*What you should do:*
Copy every line of the following data that includes the string "Loans".

* begin *

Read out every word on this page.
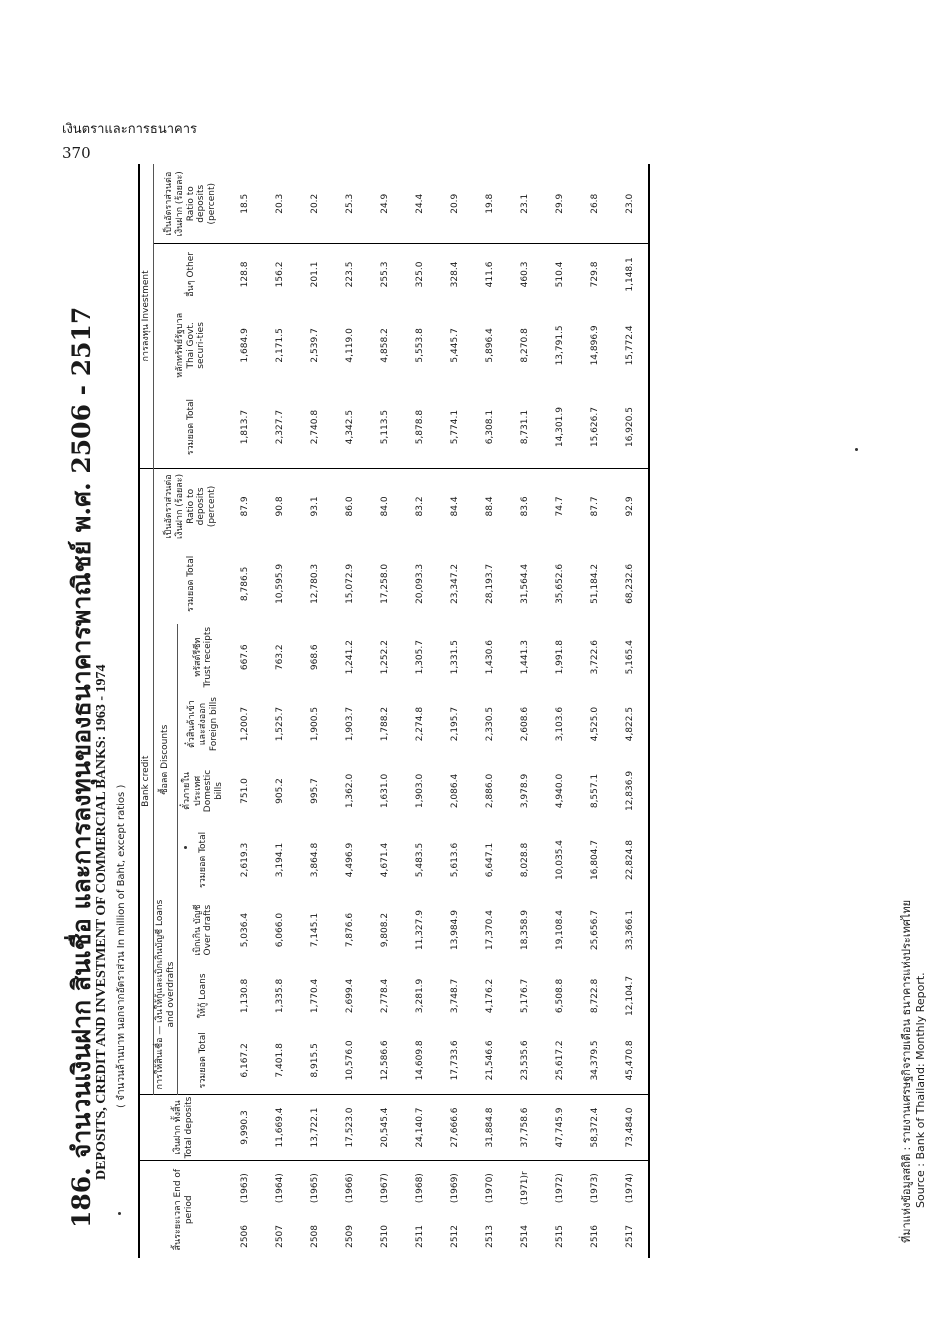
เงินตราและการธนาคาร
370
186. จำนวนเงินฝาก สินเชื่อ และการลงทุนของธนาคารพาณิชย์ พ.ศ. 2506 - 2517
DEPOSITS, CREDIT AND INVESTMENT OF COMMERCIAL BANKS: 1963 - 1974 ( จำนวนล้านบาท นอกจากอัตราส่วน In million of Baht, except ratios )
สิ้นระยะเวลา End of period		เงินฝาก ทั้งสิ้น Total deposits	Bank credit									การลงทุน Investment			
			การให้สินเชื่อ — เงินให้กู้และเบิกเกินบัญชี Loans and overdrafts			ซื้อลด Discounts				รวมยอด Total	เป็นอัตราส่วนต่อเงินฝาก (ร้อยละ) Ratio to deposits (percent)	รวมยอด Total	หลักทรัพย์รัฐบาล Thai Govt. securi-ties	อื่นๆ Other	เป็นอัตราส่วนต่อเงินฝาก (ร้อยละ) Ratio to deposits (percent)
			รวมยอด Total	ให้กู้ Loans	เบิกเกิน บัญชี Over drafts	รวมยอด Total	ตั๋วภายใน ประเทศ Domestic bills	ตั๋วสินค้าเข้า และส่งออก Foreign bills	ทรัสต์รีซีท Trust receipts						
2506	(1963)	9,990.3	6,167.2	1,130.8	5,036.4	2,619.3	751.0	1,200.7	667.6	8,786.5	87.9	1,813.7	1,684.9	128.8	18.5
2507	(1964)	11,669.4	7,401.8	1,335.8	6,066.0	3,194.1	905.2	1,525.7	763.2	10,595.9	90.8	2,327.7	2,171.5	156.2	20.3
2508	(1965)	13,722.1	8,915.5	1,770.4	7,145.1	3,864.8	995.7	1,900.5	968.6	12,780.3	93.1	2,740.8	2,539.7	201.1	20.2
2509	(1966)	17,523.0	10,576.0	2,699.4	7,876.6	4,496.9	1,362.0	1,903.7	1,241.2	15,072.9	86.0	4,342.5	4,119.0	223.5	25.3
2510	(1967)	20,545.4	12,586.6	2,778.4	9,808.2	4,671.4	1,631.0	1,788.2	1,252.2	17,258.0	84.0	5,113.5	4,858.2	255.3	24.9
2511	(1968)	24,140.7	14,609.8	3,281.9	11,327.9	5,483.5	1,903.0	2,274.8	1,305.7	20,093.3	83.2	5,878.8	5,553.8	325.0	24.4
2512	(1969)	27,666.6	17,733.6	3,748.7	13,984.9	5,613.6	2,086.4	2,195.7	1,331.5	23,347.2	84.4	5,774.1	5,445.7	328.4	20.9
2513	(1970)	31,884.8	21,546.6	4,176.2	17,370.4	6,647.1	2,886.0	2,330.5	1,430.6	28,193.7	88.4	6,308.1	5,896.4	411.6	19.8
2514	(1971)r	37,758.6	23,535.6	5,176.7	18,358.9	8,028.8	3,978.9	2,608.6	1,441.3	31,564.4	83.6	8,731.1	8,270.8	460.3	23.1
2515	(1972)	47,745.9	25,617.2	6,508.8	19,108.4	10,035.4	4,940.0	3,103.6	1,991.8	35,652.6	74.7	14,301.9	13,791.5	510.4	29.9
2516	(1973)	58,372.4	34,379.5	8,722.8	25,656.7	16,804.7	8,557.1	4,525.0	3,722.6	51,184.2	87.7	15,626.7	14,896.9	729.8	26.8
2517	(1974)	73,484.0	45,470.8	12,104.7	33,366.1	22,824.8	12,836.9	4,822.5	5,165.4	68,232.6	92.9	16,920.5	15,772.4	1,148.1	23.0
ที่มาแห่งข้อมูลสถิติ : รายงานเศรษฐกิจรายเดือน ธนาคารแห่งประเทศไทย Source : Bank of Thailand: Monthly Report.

* end *

*Answer to the exercise:*
			การให้สินเชื่อ — เงินให้กู้และเบิกเกินบัญชี Loans and overdrafts			ซื้อลด Discounts				รวมยอด Total	เป็นอัตราส่วนต่อเงินฝาก (ร้อยละ) Ratio to deposits (percent)	รวมยอด Total	หลักทรัพย์รัฐบาล Thai Govt. securi-ties	อื่นๆ Other	เป็นอัตราส่วนต่อเงินฝาก (ร้อยละ) Ratio to deposits (percent)
			รวมยอด Total	ให้กู้ Loans	เบิกเกิน บัญชี Over drafts	รวมยอด Total	ตั๋วภายใน ประเทศ Domestic bills	ตั๋วสินค้าเข้า และส่งออก Foreign bills	ทรัสต์รีซีท Trust receipts						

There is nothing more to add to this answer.